§ **GIVEN TEXT**
^^^^^^^^

Penalty kill: 9 CA, 2 SA, 1 HDCA

On the bright side, we got another really solid showing out of the penalty kill last night. There were a couple of moments where Tampa got a good look and we got a little nervous that they were going to hurt us—as we’ve seen them do to teams time and again—but they didn’t, and the Flyers’ penalty killers handled it. Again they were aggressive against a fast puck moving unit, and it paid off for them. The Lightning weren’t able to generate a whole lot in their eight minutes of power play time (including a four minute double minor), and the Flyers even matched them in proper shots on goal during that time (though they only recorded four shot attempts). They were able to get the puck out of their own end pretty effectively, and the Lightning didn’t have much to work with.

And that’s two games in a row where the Flyers have been able to take apart some of what can be the league’s most dangerous power plays. And it’s hard to complain about that.

Three standouts

1. Carter Hart

Considering how the Lightning were able to really steal away just about all of the momentum and offensive zone time as this game went on, it’s almost a bit of a surprise that this score didn’t end up more lopsided than it did. Hart made 27 saves on 28 shots, just giving up that one goal on Maroon. And that wasn’t a great one, he didn’t seem completely ready for that shot, but also when your defenseman had the puck right in front of you, maybe you’re not really expecting that he’s going to turn it over like that. In any event, Hart did get some help from the skaters to limit the number of high danger chances that he faced on the night, which almost certainly helped, but all in all, he had a pretty solid game. Even though the offense wasn’t really gelling for the Flyers in this one, Hart gave them their best chance to come back in this one, keeping it close.

2. Mark Friedman

If we’re looking for positives, Mark Friedman continues to be one in his second look with the big club. He’s still being somewhat limited, playing just 13:28 and only at 5-on-5, but that’s more or less to be expected, and he’s continuing to show positively since his recall. Generally his positioning has been good, there’s been nothing too major to complain about on the defensive side. But where he’s really stood out so far is in transition—he made a couple of nice breakout passes last night and could have had a nice scoring chance if he’d gotten the puck on the rush, he’d opened himself up nicely for it. All of this shouldn’t really be a surprise, and Friedman showed flashes of looking sharp while activating on rushes and transition play proved to be a pretty consistent strength of his in Lehigh Valley, but it’s still nice to see his game looking like it’s translating to the next level. He’s off to a good start, if we do say so ourselves.

3. Matt Niskanen

We sometimes feel a little guilty singling out a single player here as a negative standout, but we’re going to do it. And, to be clear, it wasn’t as though Niskanen was the only player, or only defenseman who made some ugly turnovers in this game, but it’s also true that because of his very typical steady and reliable play, it makes the ugly bits stand out even more. The turnover leading to Pat Maroon’s goal was probably the most notable miscue, but Niskanen in general seemed to be fighting it a bit in this one. He wasn’t a complete disaster, we wouldn’t go that far, but this certainly wasn’t his best showing.

^^^^^^^^

§ **TASKS TO COMPLETE**
1/ Name the players listed under the "Three standouts" heading in the hockey game recap.
2/ Carry on the Flyers–Lightning game recap past its final sentence.

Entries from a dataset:
^^^^^^^^

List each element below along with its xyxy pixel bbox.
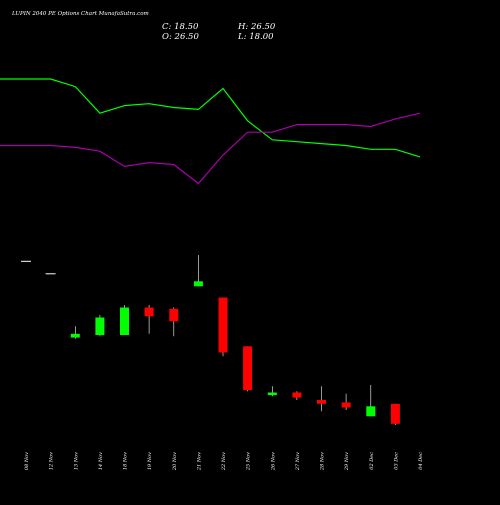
indicator-line-2 bbox=[0, 112, 421, 185]
candle-body bbox=[243, 346, 253, 391]
high-value: H: 26.50 bbox=[237, 22, 276, 32]
chart-title: LUPIN 2040 PE Options Chart MunafaSutra.… bbox=[11, 11, 149, 17]
candle bbox=[390, 403, 400, 425]
candle bbox=[218, 297, 228, 357]
candle bbox=[292, 391, 302, 400]
x-tick-label: 04 Dec bbox=[418, 452, 424, 470]
x-tick-label: 14 Nov bbox=[98, 452, 104, 470]
x-tick-label: 21 Nov bbox=[196, 452, 202, 471]
candle bbox=[317, 386, 326, 412]
candle-body bbox=[390, 403, 400, 424]
x-tick-label: 03 Dec bbox=[393, 452, 399, 470]
close-value: C: 18.50 bbox=[162, 22, 199, 32]
candle-body bbox=[95, 317, 105, 335]
candle-body bbox=[366, 406, 376, 417]
candle bbox=[341, 393, 351, 410]
low-value: L: 18.00 bbox=[237, 32, 274, 42]
indicator-lines bbox=[0, 78, 421, 185]
candle bbox=[144, 305, 154, 334]
x-tick-label: 19 Nov bbox=[147, 452, 153, 470]
candle-body bbox=[341, 402, 351, 408]
candle bbox=[70, 326, 80, 339]
x-tick-label: 26 Nov bbox=[270, 452, 276, 471]
open-value: O: 26.50 bbox=[162, 32, 199, 42]
candle-body bbox=[70, 333, 80, 338]
candle-body bbox=[120, 307, 129, 335]
candle-body bbox=[317, 400, 326, 404]
candle-body bbox=[169, 308, 179, 322]
indicator-line-1 bbox=[0, 78, 421, 158]
candle-body bbox=[144, 307, 154, 317]
x-tick-label: 08 Nov bbox=[24, 452, 30, 470]
candle bbox=[366, 385, 376, 417]
candle bbox=[169, 307, 179, 337]
candle bbox=[243, 346, 253, 392]
candle bbox=[120, 305, 129, 335]
candle-body bbox=[292, 392, 302, 398]
x-tick-label: 12 Nov bbox=[49, 452, 55, 470]
candle bbox=[95, 315, 105, 337]
candles bbox=[21, 255, 400, 425]
x-tick-label: 02 Dec bbox=[369, 452, 375, 470]
x-tick-label: 29 Nov bbox=[344, 452, 350, 471]
candle bbox=[267, 386, 277, 397]
candle bbox=[193, 255, 203, 287]
candle-body bbox=[193, 281, 203, 287]
candle-body bbox=[267, 392, 277, 395]
x-tick-label: 28 Nov bbox=[320, 452, 326, 471]
x-tick-label: 22 Nov bbox=[221, 452, 227, 471]
candle-body bbox=[218, 297, 228, 353]
x-tick-label: 27 Nov bbox=[295, 452, 301, 471]
x-tick-label: 13 Nov bbox=[73, 452, 79, 470]
x-tick-label: 18 Nov bbox=[123, 452, 129, 470]
x-tick-label: 20 Nov bbox=[172, 452, 178, 471]
x-axis-ticks: 08 Nov 12 Nov 13 Nov 14 Nov 18 Nov 19 Nov 20 N… bbox=[24, 452, 424, 471]
x-tick-label: 25 Nov bbox=[246, 452, 252, 471]
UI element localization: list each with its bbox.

^^^^^^^^

§ **RESPONSES**
1/ Carter Hart, Mark Friedman, Matt Niskanen

2/
Like I said, we feel a little guilty singling him out like this, but, we also feel okay making this point because, at the end of the day, this was an uncharacteristically poor game for him. We fully expect that he’ll bounce back soon. This one was pretty brutal, but we imagine he’ll be back to his usual form in not too long.

Two loose observations

1. Messy, messy, messy

We alluded to it already, but this game was pretty brutal from a puck management standpoint. We’ve already talked about the One Big Turnover that gave way to the only goal scored on the night, but this wasn’t exactly an aberration. The Flyers were making some messy and somewhat questionable plays throughout the night, and their passing really wasn’t as sharp as we know it can be, and a fast team like Tampa was feasting on it. They made a good number of their turnovers high in the offensive zone, which made for a quick turnaround for the Lightning to get the puck moving back up-ice in transition, which also means the Flyers didn’t get a whole lot of offensive zone time of their own because they kept shooting themselves in the foot. Messy is the best way to describe what was happening, and it was pretty tough to watch. We’re hoping this was ends up just being an outlier of a game and they can buckle down for their next one, because they really didn’t give themselves a chance in this one.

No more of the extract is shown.